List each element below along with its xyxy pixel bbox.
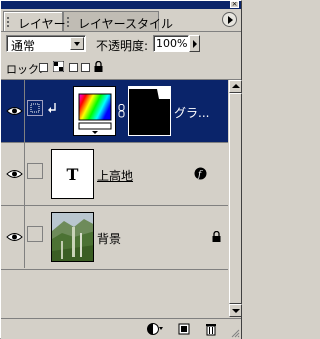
tab-layers-label: レイヤー — [18, 17, 66, 31]
layer-link-box[interactable] — [27, 163, 43, 179]
palette-bottom-bar — [1, 318, 241, 339]
scroll-up-button[interactable] — [229, 80, 242, 93]
layer-link-box[interactable] — [27, 226, 43, 242]
tab-layer-style-label: レイヤースタイル — [78, 17, 174, 31]
close-icon[interactable]: × — [230, 1, 239, 8]
lock-row: ロック: — [1, 57, 241, 80]
blend-mode-select[interactable]: 通常 — [6, 35, 86, 53]
lock-transparency-checkbox[interactable] — [39, 63, 48, 72]
layers-palette: × レイヤー レイヤースタイル 通常 不透明度: 100% ロック: グラ...… — [0, 0, 242, 339]
palette-tabs: レイヤー レイヤースタイル — [1, 9, 241, 32]
chevron-down-icon[interactable] — [70, 37, 84, 50]
lock-label: ロック: — [6, 63, 43, 76]
mask-shape — [129, 87, 170, 99]
tab-grip-icon — [7, 17, 16, 27]
thumb-letter: T — [66, 165, 79, 184]
layer-list-scrollbar[interactable] — [228, 80, 242, 317]
brush-icon — [30, 103, 40, 113]
mountain-photo — [52, 213, 93, 261]
resize-grip-icon[interactable] — [230, 328, 240, 338]
tab-layer-style[interactable]: レイヤースタイル — [63, 11, 173, 31]
eye-icon — [6, 107, 23, 115]
layer-mask-thumbnail[interactable] — [128, 86, 171, 136]
opacity-slider-button[interactable] — [189, 35, 200, 52]
blend-mode-value: 通常 — [11, 39, 36, 53]
half-circle-icon[interactable] — [146, 322, 164, 336]
layer-row[interactable]: 背景 — [1, 206, 228, 270]
layer-row[interactable]: グラ... — [1, 80, 228, 143]
new-layer-icon[interactable] — [177, 322, 195, 336]
palette-title-bar[interactable]: × — [1, 1, 241, 9]
tab-grip-icon — [67, 17, 76, 27]
chain-link-icon — [118, 104, 125, 118]
opacity-input[interactable]: 100% — [153, 35, 189, 52]
palette-menu-icon[interactable] — [222, 12, 237, 27]
visibility-toggle[interactable] — [2, 206, 25, 268]
visibility-toggle[interactable] — [2, 143, 25, 205]
scroll-thumb[interactable] — [229, 93, 242, 304]
f-effect-icon[interactable]: f — [194, 167, 207, 180]
checkerboard-icon — [53, 61, 64, 72]
blend-options-row: 通常 不透明度: 100% — [1, 32, 241, 56]
scroll-down-button[interactable] — [229, 304, 242, 317]
text-layer-thumbnail: T — [51, 149, 94, 199]
layer-link-box[interactable] — [27, 100, 43, 116]
background-thumbnail — [51, 212, 94, 262]
clip-arrow-icon — [48, 103, 56, 113]
layer-name: 上高地 — [97, 169, 134, 183]
padlock-icon — [94, 61, 103, 72]
layer-thumbnail — [73, 86, 116, 136]
visibility-toggle[interactable] — [2, 80, 25, 142]
padlock-icon — [212, 231, 221, 242]
lock-image-checkbox[interactable] — [69, 63, 78, 72]
layer-list: グラ... T 上高地 f 背景 — [1, 80, 228, 317]
layer-name: グラ... — [174, 106, 210, 120]
trash-icon[interactable] — [204, 322, 222, 336]
layer-row[interactable]: T 上高地 f — [1, 143, 228, 206]
opacity-label: 不透明度: — [96, 39, 149, 53]
gradient-fill-thumbnail — [78, 93, 112, 134]
eye-icon — [6, 233, 23, 241]
eye-icon — [6, 170, 23, 178]
lock-position-checkbox[interactable] — [81, 63, 90, 72]
tab-layers[interactable]: レイヤー — [3, 11, 66, 31]
layer-name: 背景 — [97, 232, 122, 246]
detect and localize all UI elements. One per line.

________

▶ _GIVEN EXERCISE_
Turn each line of the item above into a Markdown table with the columns Row and Line, numbering the rows and skipping any blank lines. Leave the picture out of the table.

▶ _SOLUTION FOR THIS EXERCISE_
| Row | Line |
|---|---|
| 1 | List each element below along with its xyxy pixel bbox. |
| 2 | tab-layers-label: レイヤー — [18, 17, 66, 31] |
| 3 | layer-link-box[interactable] — [27, 163, 43, 179] |
| 4 | palette-bottom-bar — [1, 318, 241, 339] |
| 5 | scroll-up-button[interactable] — [229, 80, 242, 93] |
| 6 | layer-link-box[interactable] — [27, 226, 43, 242] |
| 7 | tab-layer-style-label: レイヤースタイル — [78, 17, 174, 31] |
| 8 | close-icon[interactable]: × — [230, 1, 239, 8] |
| 9 | lock-row: ロック: — [1, 57, 241, 80] |
| 10 | blend-mode-select[interactable]: 通常 — [6, 35, 86, 53] |
| 11 | lock-transparency-checkbox[interactable] — [39, 63, 48, 72] |
| 12 | layers-palette: × レイヤー レイヤースタイル 通常 不透明度: 100% ロック: グラ...… — [0, 0, 242, 339] |
| 13 | palette-tabs: レイヤー レイヤースタイル — [1, 9, 241, 32] |
| 14 | chevron-down-icon[interactable] — [70, 37, 84, 50] |
| 15 | lock-label: ロック: — [6, 63, 43, 76] |
| 16 | mask-shape — [129, 87, 170, 99] |
| 17 | tab-grip-icon — [7, 17, 16, 27] |
| 18 | thumb-letter: T — [66, 165, 79, 184] |
| 19 | layer-list-scrollbar[interactable] — [228, 80, 242, 317] |
| 20 | brush-icon — [30, 103, 40, 113] |
| 21 | mountain-photo — [52, 213, 93, 261] |
| 22 | resize-grip-icon[interactable] — [230, 328, 240, 338] |
| 23 | tab-layer-style[interactable]: レイヤースタイル — [63, 11, 173, 31] |
| 24 | eye-icon — [6, 107, 23, 115] |
| 25 | layer-mask-thumbnail[interactable] — [128, 86, 171, 136] |
| 26 | opacity-slider-button[interactable] — [189, 35, 200, 52] |
| 27 | blend-mode-value: 通常 — [11, 39, 36, 53] |
| 28 | half-circle-icon[interactable] — [146, 322, 164, 336] |
| 29 | layer-row[interactable]: 背景 — [1, 206, 228, 270] |
| 30 | layer-row[interactable]: グラ... — [1, 80, 228, 143] |
| 31 | new-layer-icon[interactable] — [177, 322, 195, 336] |
| 32 | palette-title-bar[interactable]: × — [1, 1, 241, 9] |
| 33 | tab-grip-icon — [67, 17, 76, 27] |
| 34 | chain-link-icon — [118, 104, 125, 118] |
| 35 | opacity-input[interactable]: 100% — [153, 35, 189, 52] |
| 36 | palette-menu-icon[interactable] — [222, 12, 237, 27] |
| 37 | visibility-toggle[interactable] — [2, 206, 25, 268] |
| 38 | visibility-toggle[interactable] — [2, 143, 25, 205] |
| 39 | scroll-thumb[interactable] — [229, 93, 242, 304] |
| 40 | f-effect-icon[interactable]: f — [194, 167, 207, 180] |
| 41 | checkerboard-icon — [53, 61, 64, 72] |
| 42 | blend-options-row: 通常 不透明度: 100% — [1, 32, 241, 56] |
| 43 | scroll-down-button[interactable] — [229, 304, 242, 317] |
| 44 | text-layer-thumbnail: T — [51, 149, 94, 199] |
| 45 | layer-link-box[interactable] — [27, 100, 43, 116] |
| 46 | background-thumbnail — [51, 212, 94, 262] |
| 47 | clip-arrow-icon — [48, 103, 56, 113] |
| 48 | layer-name: 上高地 — [97, 169, 134, 183] |
| 49 | padlock-icon — [94, 61, 103, 72] |
| 50 | layer-thumbnail — [73, 86, 116, 136] |
| 51 | visibility-toggle[interactable] — [2, 80, 25, 142] |
| 52 | padlock-icon — [212, 231, 221, 242] |
| 53 | lock-image-checkbox[interactable] — [69, 63, 78, 72] |
| 54 | layer-list: グラ... T 上高地 f 背景 — [1, 80, 228, 317] |
| 55 | layer-name: グラ... — [174, 106, 210, 120] |
| 56 | trash-icon[interactable] — [204, 322, 222, 336] |
| 57 | layer-row[interactable]: T 上高地 f — [1, 143, 228, 206] |
| 58 | opacity-label: 不透明度: — [96, 39, 149, 53] |
| 59 | gradient-fill-thumbnail — [78, 93, 112, 134] |
| 60 | eye-icon — [6, 233, 23, 241] |
| 61 | eye-icon — [6, 170, 23, 178] |
| 62 | lock-position-checkbox[interactable] — [81, 63, 90, 72] |
| 63 | tab-layers[interactable]: レイヤー — [3, 11, 66, 31] |
| 64 | layer-name: 背景 — [97, 232, 122, 246] |
| 65 | detect and localize all UI elements. One per line. |